§ Extracted records:

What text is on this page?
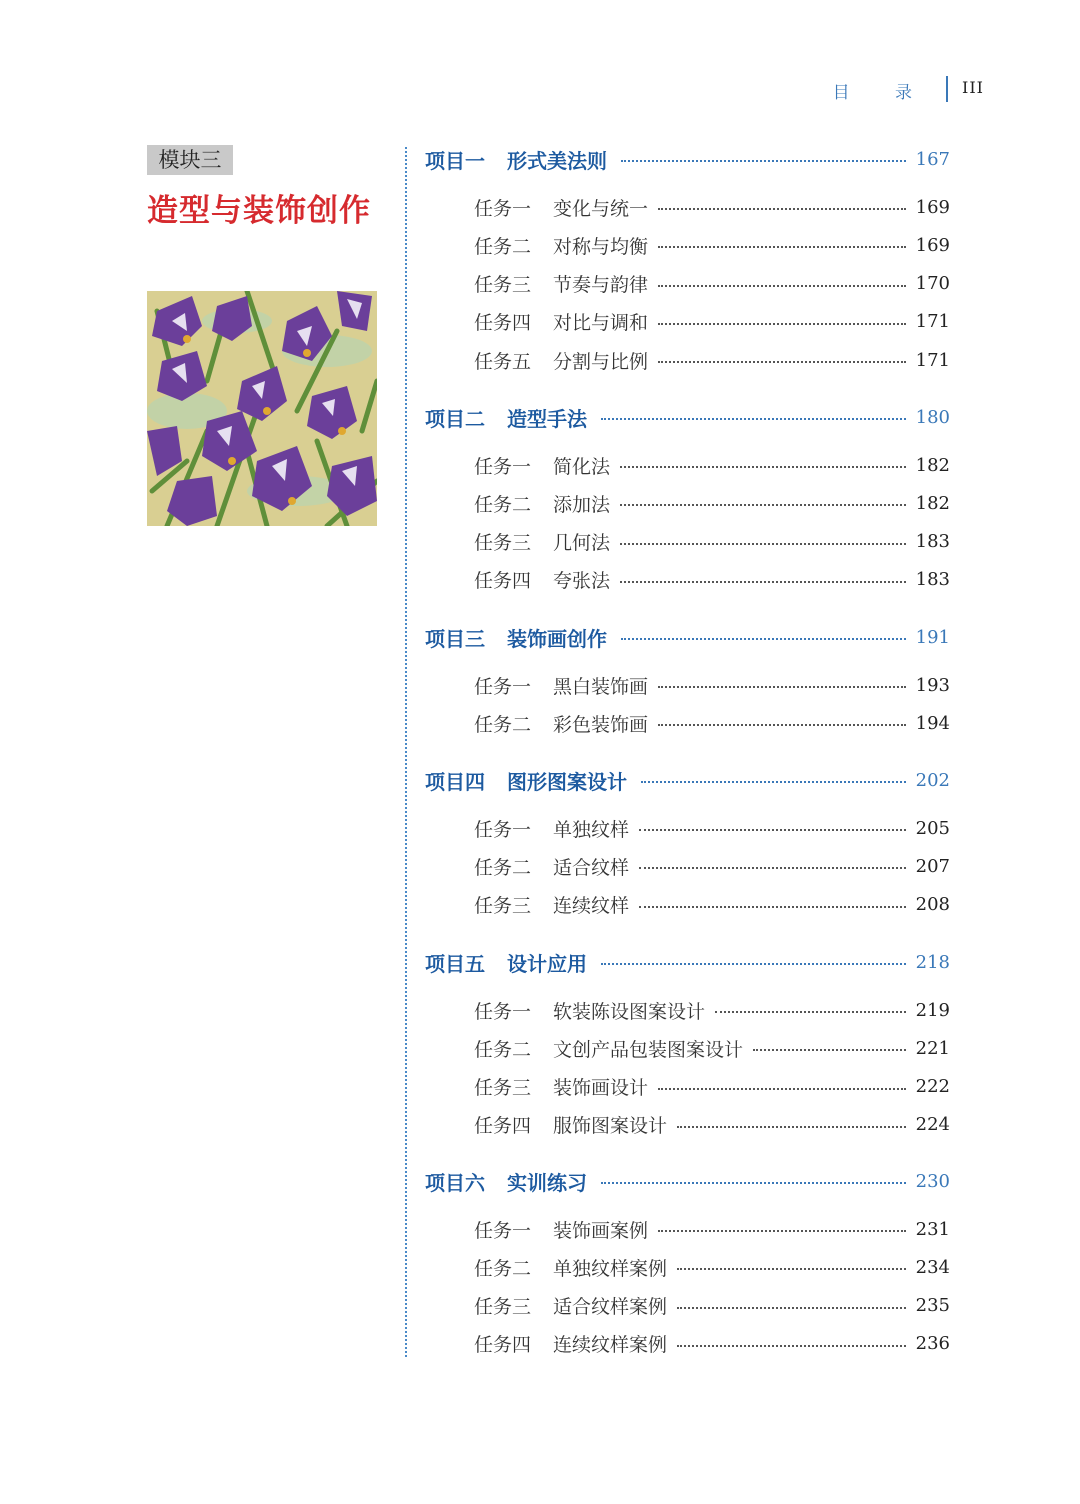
目 录 III
模块三
造型与装饰创作
项目一 形式美法则	167
任务一 变化与统一	169
任务二 对称与均衡	169
任务三 节奏与韵律	170
任务四 对比与调和	171
任务五 分割与比例	171
项目二 造型手法	180
任务一 简化法	182
任务二 添加法	182
任务三 几何法	183
任务四 夸张法	183
项目三 装饰画创作	191
任务一 黑白装饰画	193
任务二 彩色装饰画	194
项目四 图形图案设计	202
任务一 单独纹样	205
任务二 适合纹样	207
任务三 连续纹样	208
项目五 设计应用	218
任务一 软装陈设图案设计	219
任务二 文创产品包装图案设计	221
任务三 装饰画设计	222
任务四 服饰图案设计	224
项目六 实训练习	230
任务一 装饰画案例	231
任务二 单独纹样案例	234
任务三 适合纹样案例	235
任务四 连续纹样案例	236
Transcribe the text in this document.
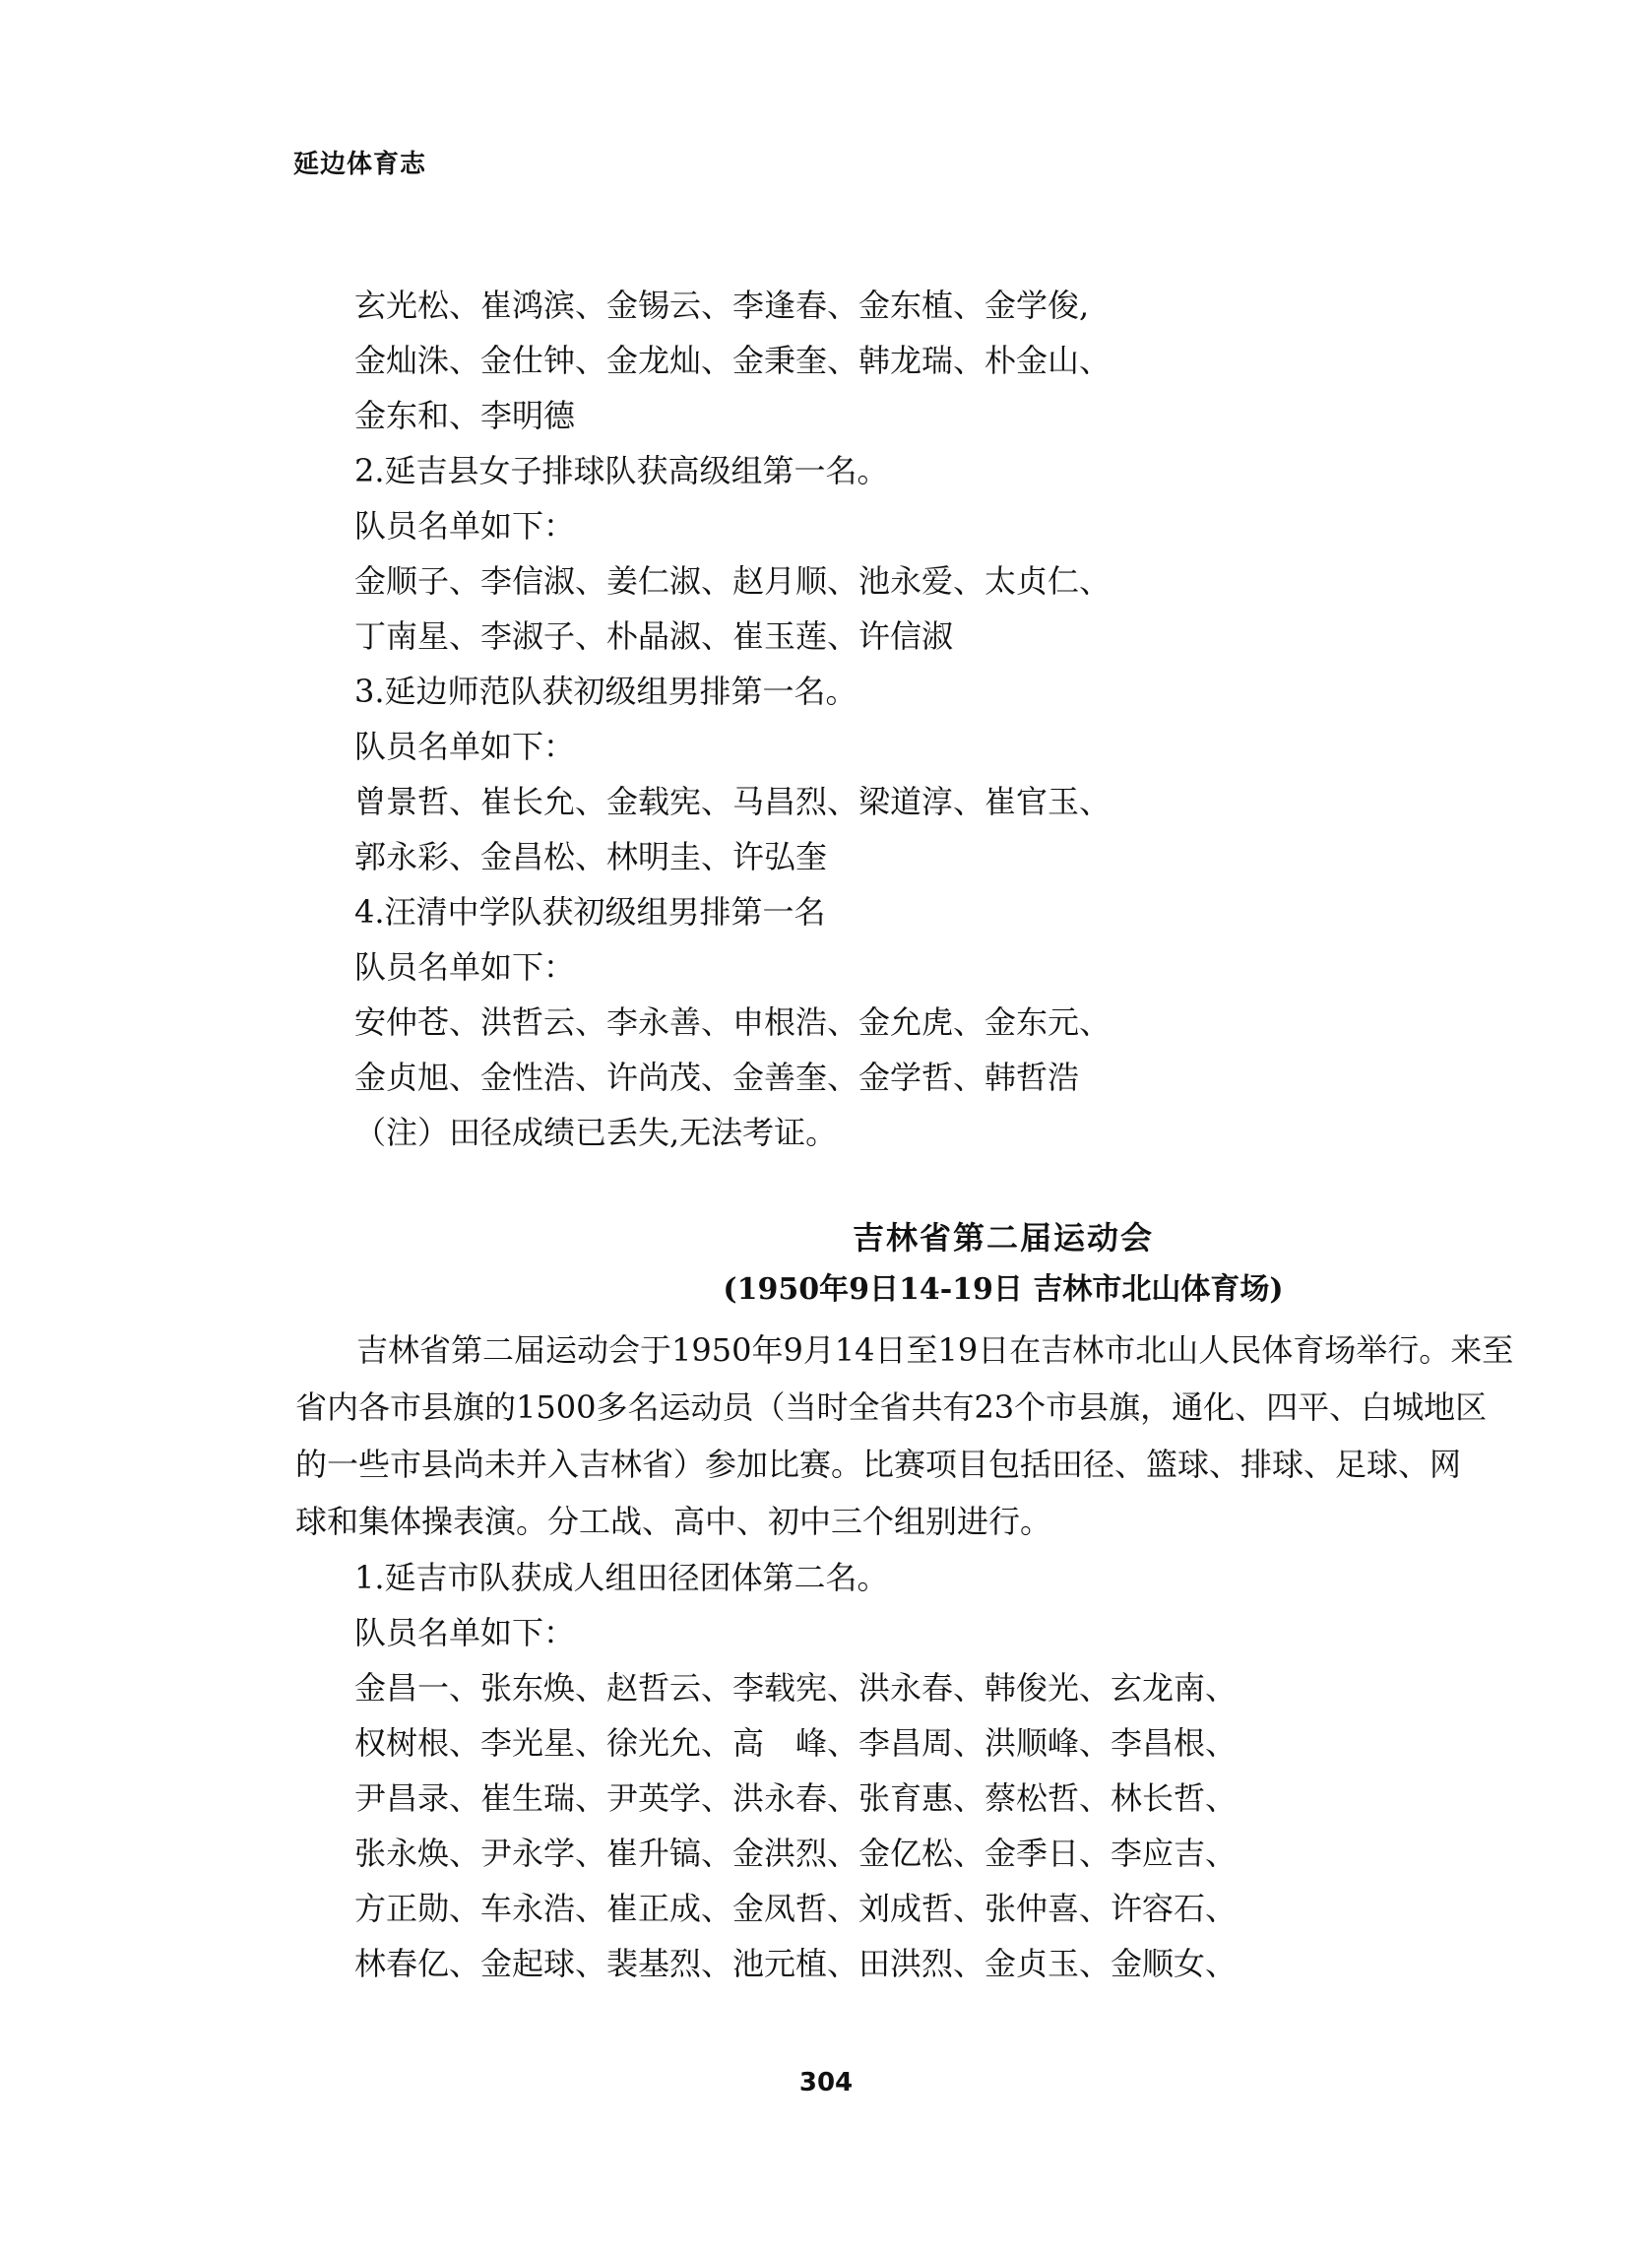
延边体育志
玄光松、崔鸿滨、金锡云、李逢春、金东植、金学俊,
金灿洙、金仕钟、金龙灿、金秉奎、韩龙瑞、朴金山、
金东和、李明德
2.延吉县女子排球队获高级组第一名。
队员名单如下：
金顺子、李信淑、姜仁淑、赵月顺、池永爱、太贞仁、
丁南星、李淑子、朴晶淑、崔玉莲、许信淑
3.延边师范队获初级组男排第一名。
队员名单如下：
曾景哲、崔长允、金载宪、马昌烈、梁道淳、崔官玉、
郭永彩、金昌松、林明圭、许弘奎
4.汪清中学队获初级组男排第一名
队员名单如下：
安仲苍、洪哲云、李永善、申根浩、金允虎、金东元、
金贞旭、金性浩、许尚茂、金善奎、金学哲、韩哲浩
（注）田径成绩已丢失,无法考证。
吉林省第二届运动会
(1950年9日14-19日 吉林市北山体育场)
吉林省第二届运动会于1950年9月14日至19日在吉林市北山人民体育场举行。来至
省内各市县旗的1500多名运动员（当时全省共有23个市县旗，通化、四平、白城地区
的一些市县尚未并入吉林省）参加比赛。比赛项目包括田径、篮球、排球、足球、网
球和集体操表演。分工战、高中、初中三个组别进行。
1.延吉市队获成人组田径团体第二名。
队员名单如下：
金昌一、张东焕、赵哲云、李载宪、洪永春、韩俊光、玄龙南、
权树根、李光星、徐光允、高　峰、李昌周、洪顺峰、李昌根、
尹昌录、崔生瑞、尹英学、洪永春、张育惠、蔡松哲、林长哲、
张永焕、尹永学、崔升镐、金洪烈、金亿松、金季日、李应吉、
方正勋、车永浩、崔正成、金凤哲、刘成哲、张仲喜、许容石、
林春亿、金起球、裴基烈、池元植、田洪烈、金贞玉、金顺女、
304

§ Exercise directions: Say the number of lines in the records above that include the string "text", and no more.

§ Complete output: 2